Some records -
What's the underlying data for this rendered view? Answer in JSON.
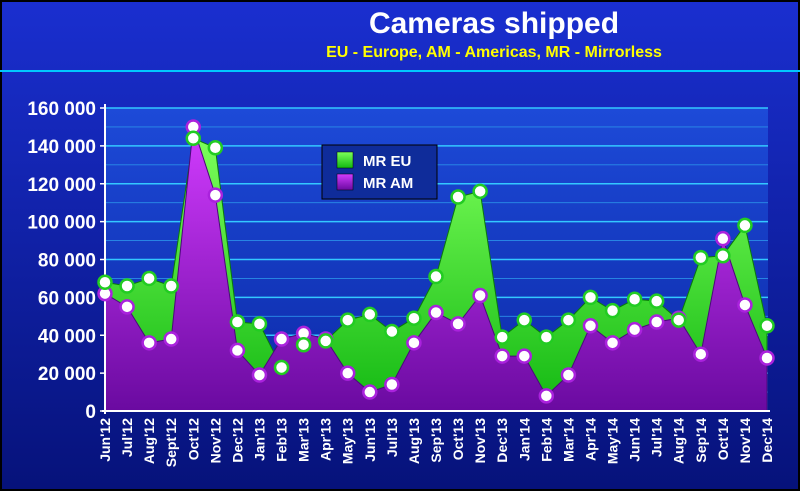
{
  "chart_data": {
    "type": "area",
    "title": "Cameras shipped",
    "subtitle": "EU - Europe, AM - Americas, MR - Mirrorless",
    "xlabel": "",
    "ylabel": "",
    "ylim": [
      0,
      160000
    ],
    "yticks": [
      0,
      20000,
      40000,
      60000,
      80000,
      100000,
      120000,
      140000,
      160000
    ],
    "ytick_labels": [
      "0",
      "20 000",
      "40 000",
      "60 000",
      "80 000",
      "100 000",
      "120 000",
      "140 000",
      "160 000"
    ],
    "grid": true,
    "legend_position": "top-center",
    "categories": [
      "Jun'12",
      "Jul'12",
      "Aug'12",
      "Sept'12",
      "Oct'12",
      "Nov'12",
      "Dec'12",
      "Jan'13",
      "Feb'13",
      "Mar'13",
      "Apr'13",
      "May'13",
      "Jun'13",
      "Jul'13",
      "Aug'13",
      "Sep'13",
      "Oct'13",
      "Nov'13",
      "Dec'13",
      "Jan'14",
      "Feb'14",
      "Mar'14",
      "Apr'14",
      "May'14",
      "Jun'14",
      "Jul'14",
      "Aug'14",
      "Sep'14",
      "Oct'14",
      "Nov'14",
      "Dec'14"
    ],
    "series": [
      {
        "name": "MR EU",
        "color": "#22dd22",
        "values": [
          68000,
          66000,
          70000,
          66000,
          144000,
          139000,
          47000,
          46000,
          23000,
          35000,
          37000,
          48000,
          51000,
          42000,
          49000,
          71000,
          113000,
          116000,
          39000,
          48000,
          39000,
          48000,
          60000,
          53000,
          59000,
          58000,
          48000,
          81000,
          82000,
          98000,
          45000
        ]
      },
      {
        "name": "MR AM",
        "color": "#aa22dd",
        "values": [
          62000,
          55000,
          36000,
          38000,
          150000,
          114000,
          32000,
          19000,
          38000,
          41000,
          38000,
          20000,
          10000,
          14000,
          36000,
          52000,
          46000,
          61000,
          29000,
          29000,
          8000,
          19000,
          45000,
          36000,
          43000,
          47000,
          49000,
          30000,
          91000,
          56000,
          28000
        ]
      }
    ]
  }
}
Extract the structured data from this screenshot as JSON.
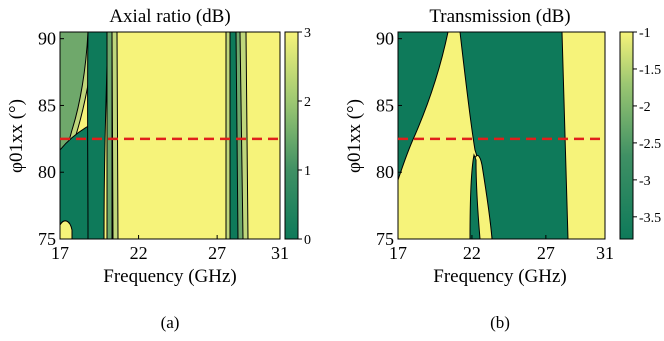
{
  "colors": {
    "yellow": "#F6F37A",
    "green": "#0E7A5A",
    "midgreen": "#6FA86B",
    "lightgreen": "#BFD67B",
    "line": "#000000",
    "dashed": "#E0201B"
  },
  "chart_data": [
    {
      "type": "heatmap",
      "title": "Axial ratio (dB)",
      "xlabel": "Frequency (GHz)",
      "ylabel": "φ01xx (°)",
      "xlim": [
        17,
        31
      ],
      "ylim": [
        75,
        90.5
      ],
      "xticks": [
        "17",
        "22",
        "27",
        "31"
      ],
      "yticks": [
        "75",
        "80",
        "85",
        "90"
      ],
      "colorbar": {
        "min": 0,
        "max": 3,
        "ticks": [
          "0",
          "1",
          "2",
          "3"
        ]
      },
      "marker_line_y": 82.5,
      "caption": "(a)"
    },
    {
      "type": "heatmap",
      "title": "Transmission (dB)",
      "xlabel": "Frequency (GHz)",
      "ylabel": "φ01xx (°)",
      "xlim": [
        17,
        31
      ],
      "ylim": [
        75,
        90.5
      ],
      "xticks": [
        "17",
        "22",
        "27",
        "31"
      ],
      "yticks": [
        "75",
        "80",
        "85",
        "90"
      ],
      "colorbar": {
        "min": -3.8,
        "max": -1,
        "ticks": [
          "-1",
          "-1.5",
          "-2",
          "-2.5",
          "-3",
          "-3.5"
        ]
      },
      "marker_line_y": 82.5,
      "caption": "(b)"
    }
  ]
}
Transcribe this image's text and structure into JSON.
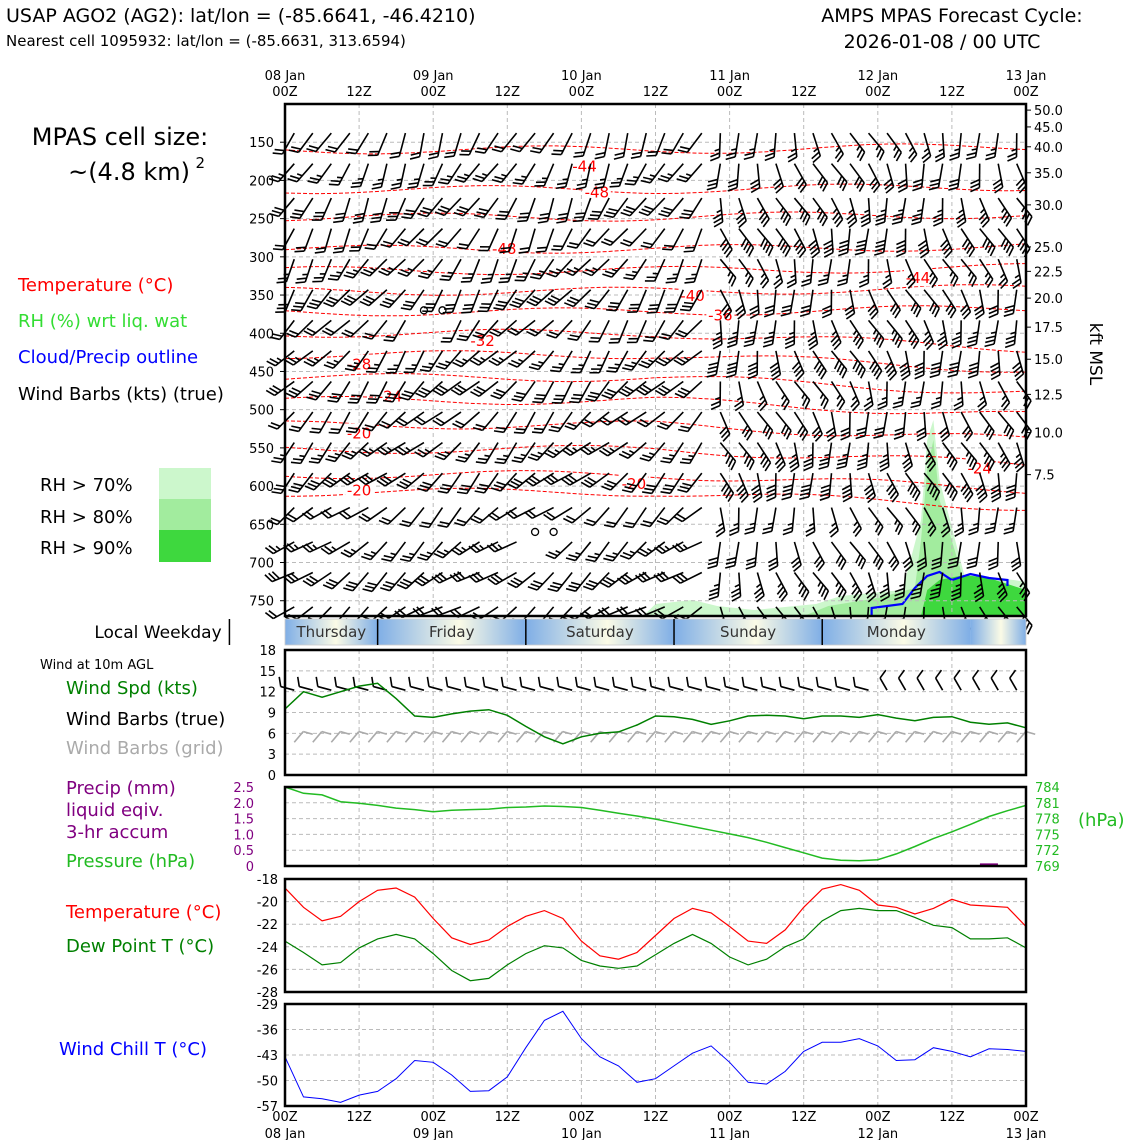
{
  "header": {
    "station": "USAP AGO2 (AG2): lat/lon = (-85.6641, -46.4210)",
    "nearest": "Nearest cell 1095932: lat/lon = (-85.6631, 313.6594)",
    "cycle_label": "AMPS MPAS Forecast Cycle:",
    "cycle_value": "2026-01-08 / 00 UTC"
  },
  "cell_size": {
    "label": "MPAS cell size:",
    "value": "~(4.8 km)",
    "exponent": "2"
  },
  "legend": {
    "temperature": "Temperature (°C)",
    "rh": "RH (%) wrt liq. wat",
    "cloud": "Cloud/Precip outline",
    "barbs": "Wind Barbs (kts) (true)",
    "rh70": "RH > 70%",
    "rh80": "RH > 80%",
    "rh90": "RH > 90%"
  },
  "colors": {
    "temperature": "#ff0000",
    "rh_label": "#33dd33",
    "cloud": "#0000ff",
    "rh70": "#ccf7cc",
    "rh80": "#a2ec9e",
    "rh90": "#3ed83e",
    "wind_speed": "#008000",
    "barb_grid": "#aaaaaa",
    "precip": "#800080",
    "pressure": "#22bb22",
    "dewpoint": "#008000",
    "windchill": "#0000ff",
    "weekday_blue": "#7faee6",
    "weekday_pale": "#fbfbe6"
  },
  "time_axis": {
    "top_date_labels": [
      "08 Jan",
      "09 Jan",
      "10 Jan",
      "11 Jan",
      "12 Jan",
      "13 Jan"
    ],
    "tick_labels": [
      "00Z",
      "12Z",
      "00Z",
      "12Z",
      "00Z",
      "12Z",
      "00Z",
      "12Z",
      "00Z",
      "12Z",
      "00Z"
    ],
    "bottom_date_labels": [
      "08 Jan",
      "09 Jan",
      "10 Jan",
      "11 Jan",
      "12 Jan",
      "13 Jan"
    ]
  },
  "weekday": {
    "label": "Local Weekday",
    "days": [
      "Thursday",
      "Friday",
      "Saturday",
      "Sunday",
      "Monday"
    ]
  },
  "chart_data": [
    {
      "type": "contour",
      "title": "Vertical cross-section (pressure vs time)",
      "ylabel_right": "kft MSL",
      "pressure_ticks": [
        150,
        200,
        250,
        300,
        350,
        400,
        450,
        500,
        550,
        600,
        650,
        700,
        750
      ],
      "height_ticks_kft": [
        "50.0",
        "45.0",
        "40.0",
        "35.0",
        "30.0",
        "25.0",
        "22.5",
        "20.0",
        "17.5",
        "15.0",
        "12.5",
        "10.0",
        "7.5"
      ],
      "height_tick_pressures": [
        108,
        130,
        156,
        190,
        232,
        287,
        319,
        354,
        392,
        434,
        480,
        530,
        585
      ],
      "ylim_hpa": [
        770,
        100
      ],
      "xlim_hours": [
        0,
        120
      ],
      "isotherm_labels": [
        {
          "label": "-44",
          "hour": 48.5,
          "p": 182
        },
        {
          "label": "-48",
          "hour": 50.5,
          "p": 216
        },
        {
          "label": "-48",
          "hour": 35.5,
          "p": 290
        },
        {
          "label": "-40",
          "hour": 66,
          "p": 351
        },
        {
          "label": "-36",
          "hour": 70.5,
          "p": 377
        },
        {
          "label": "-44",
          "hour": 102.5,
          "p": 328
        },
        {
          "label": "-32",
          "hour": 32,
          "p": 410
        },
        {
          "label": "-28",
          "hour": 12,
          "p": 441
        },
        {
          "label": "-24",
          "hour": 17,
          "p": 483
        },
        {
          "label": "-20",
          "hour": 12,
          "p": 531
        },
        {
          "label": "-20",
          "hour": 12,
          "p": 606
        },
        {
          "label": "-20",
          "hour": 56.5,
          "p": 597
        },
        {
          "label": "-24",
          "hour": 112.5,
          "p": 577
        }
      ]
    },
    {
      "type": "line",
      "title": "Wind at 10m AGL",
      "label_speed": "Wind Spd (kts)",
      "label_barbs_true": "Wind Barbs (true)",
      "label_barbs_grid": "Wind Barbs (grid)",
      "ylim": [
        0,
        18
      ],
      "y_ticks": [
        0,
        3,
        6,
        9,
        12,
        15,
        18
      ],
      "x": [
        0,
        3,
        6,
        9,
        12,
        15,
        18,
        21,
        24,
        27,
        30,
        33,
        36,
        39,
        42,
        45,
        48,
        51,
        54,
        57,
        60,
        63,
        66,
        69,
        72,
        75,
        78,
        81,
        84,
        87,
        90,
        93,
        96,
        99,
        102,
        105,
        108,
        111,
        114,
        117,
        120
      ],
      "series": [
        {
          "name": "Wind Spd (kts)",
          "values": [
            9.5,
            12,
            11.2,
            12,
            12.8,
            13.2,
            11,
            8.5,
            8.3,
            8.8,
            9.2,
            9.4,
            8.6,
            7,
            5.5,
            4.5,
            5.5,
            6,
            6.2,
            7.2,
            8.5,
            8.4,
            8,
            7.3,
            7.8,
            8.5,
            8.6,
            8.5,
            8.1,
            8.5,
            8.5,
            8.3,
            8.7,
            8.2,
            7.8,
            8.3,
            8.4,
            7.6,
            7.3,
            7.5,
            6.8
          ]
        }
      ]
    },
    {
      "type": "line",
      "title": "Precip and Pressure",
      "label_precip": "Precip (mm)",
      "label_precip2": "liquid eqiv.",
      "label_precip3": "3-hr accum",
      "label_pressure": "Pressure (hPa)",
      "unit_right": "(hPa)",
      "precip_ylim": [
        0,
        2.5
      ],
      "precip_ticks": [
        "0",
        "0.5",
        "1.0",
        "1.5",
        "2.0",
        "2.5"
      ],
      "pressure_ylim": [
        769,
        784
      ],
      "pressure_ticks": [
        "769",
        "772",
        "775",
        "778",
        "781",
        "784"
      ],
      "x": [
        0,
        3,
        6,
        9,
        12,
        15,
        18,
        21,
        24,
        27,
        30,
        33,
        36,
        39,
        42,
        45,
        48,
        51,
        54,
        57,
        60,
        63,
        66,
        69,
        72,
        75,
        78,
        81,
        84,
        87,
        90,
        93,
        96,
        99,
        102,
        105,
        108,
        111,
        114,
        117,
        120
      ],
      "series": [
        {
          "name": "Pressure (hPa)",
          "values": [
            784,
            782.8,
            782.5,
            781.2,
            780.9,
            780.5,
            780,
            779.7,
            779.3,
            779.6,
            779.7,
            779.8,
            780.1,
            780.2,
            780.4,
            780.3,
            780.1,
            779.6,
            779,
            778.5,
            777.9,
            777.2,
            776.5,
            775.8,
            775.1,
            774.4,
            773.5,
            772.5,
            771.5,
            770.5,
            770.1,
            770,
            770.2,
            771.3,
            772.7,
            774.2,
            775.5,
            776.9,
            778.4,
            779.5,
            780.5
          ]
        },
        {
          "name": "Precip (mm)",
          "values": [
            0,
            0,
            0,
            0,
            0,
            0,
            0,
            0,
            0,
            0,
            0,
            0,
            0,
            0,
            0,
            0,
            0,
            0,
            0,
            0,
            0,
            0,
            0,
            0,
            0,
            0,
            0,
            0,
            0,
            0,
            0,
            0,
            0,
            0,
            0,
            0,
            0,
            0,
            0.02,
            0,
            0
          ]
        }
      ]
    },
    {
      "type": "line",
      "title": "Temperature and Dew Point",
      "label_temp": "Temperature (°C)",
      "label_dew": "Dew Point T (°C)",
      "ylim": [
        -28,
        -18
      ],
      "y_ticks": [
        "-18",
        "-20",
        "-22",
        "-24",
        "-26",
        "-28"
      ],
      "x": [
        0,
        3,
        6,
        9,
        12,
        15,
        18,
        21,
        24,
        27,
        30,
        33,
        36,
        39,
        42,
        45,
        48,
        51,
        54,
        57,
        60,
        63,
        66,
        69,
        72,
        75,
        78,
        81,
        84,
        87,
        90,
        93,
        96,
        99,
        102,
        105,
        108,
        111,
        114,
        117,
        120
      ],
      "series": [
        {
          "name": "Temperature (°C)",
          "values": [
            -18.8,
            -20.5,
            -21.7,
            -21.3,
            -20,
            -19,
            -18.8,
            -19.6,
            -21.5,
            -23.2,
            -23.8,
            -23.4,
            -22.2,
            -21.3,
            -20.8,
            -21.5,
            -23.5,
            -24.8,
            -25.1,
            -24.5,
            -23,
            -21.5,
            -20.6,
            -21,
            -22.2,
            -23.5,
            -23.7,
            -22.5,
            -20.5,
            -18.9,
            -18.5,
            -19,
            -20.3,
            -20.5,
            -21.1,
            -20.6,
            -19.8,
            -20.3,
            -20.4,
            -20.5,
            -22.2
          ]
        },
        {
          "name": "Dew Point T (°C)",
          "values": [
            -23.5,
            -24.5,
            -25.6,
            -25.4,
            -24.1,
            -23.3,
            -22.9,
            -23.3,
            -24.6,
            -26.1,
            -27,
            -26.8,
            -25.6,
            -24.6,
            -23.9,
            -24.1,
            -25.2,
            -25.7,
            -25.9,
            -25.7,
            -24.7,
            -23.7,
            -22.9,
            -23.7,
            -24.9,
            -25.6,
            -25.1,
            -24,
            -23.3,
            -21.7,
            -20.8,
            -20.6,
            -20.8,
            -20.8,
            -21.4,
            -22.1,
            -22.3,
            -23.3,
            -23.3,
            -23.2,
            -24.1
          ]
        }
      ]
    },
    {
      "type": "line",
      "title": "Wind Chill",
      "label": "Wind Chill T (°C)",
      "ylim": [
        -57,
        -29
      ],
      "y_ticks": [
        "-29",
        "-36",
        "-43",
        "-50",
        "-57"
      ],
      "x": [
        0,
        3,
        6,
        9,
        12,
        15,
        18,
        21,
        24,
        27,
        30,
        33,
        36,
        39,
        42,
        45,
        48,
        51,
        54,
        57,
        60,
        63,
        66,
        69,
        72,
        75,
        78,
        81,
        84,
        87,
        90,
        93,
        96,
        99,
        102,
        105,
        108,
        111,
        114,
        117,
        120
      ],
      "series": [
        {
          "name": "Wind Chill T (°C)",
          "values": [
            -43.5,
            -54.5,
            -55,
            -56,
            -54,
            -53,
            -49.5,
            -44.5,
            -45,
            -48.5,
            -53,
            -52.8,
            -49,
            -41,
            -33.5,
            -31,
            -38.5,
            -43.5,
            -46,
            -50.5,
            -49.5,
            -46,
            -42.5,
            -40.5,
            -45,
            -50.5,
            -51,
            -47.5,
            -42,
            -39.5,
            -39.5,
            -38.5,
            -40.5,
            -44.5,
            -44.3,
            -41,
            -42,
            -43.5,
            -41.3,
            -41.5,
            -42
          ]
        }
      ]
    }
  ]
}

EXERCISE INSTRUCTIONS - Which lines hold the word "this"? Show each one.

WRITTEN REPLY -
What's the underlying data for this rendered view? Answer in JSON.
Extract the structured data from this screenshot as JSON.
Transcribe this image's text and structure into JSON.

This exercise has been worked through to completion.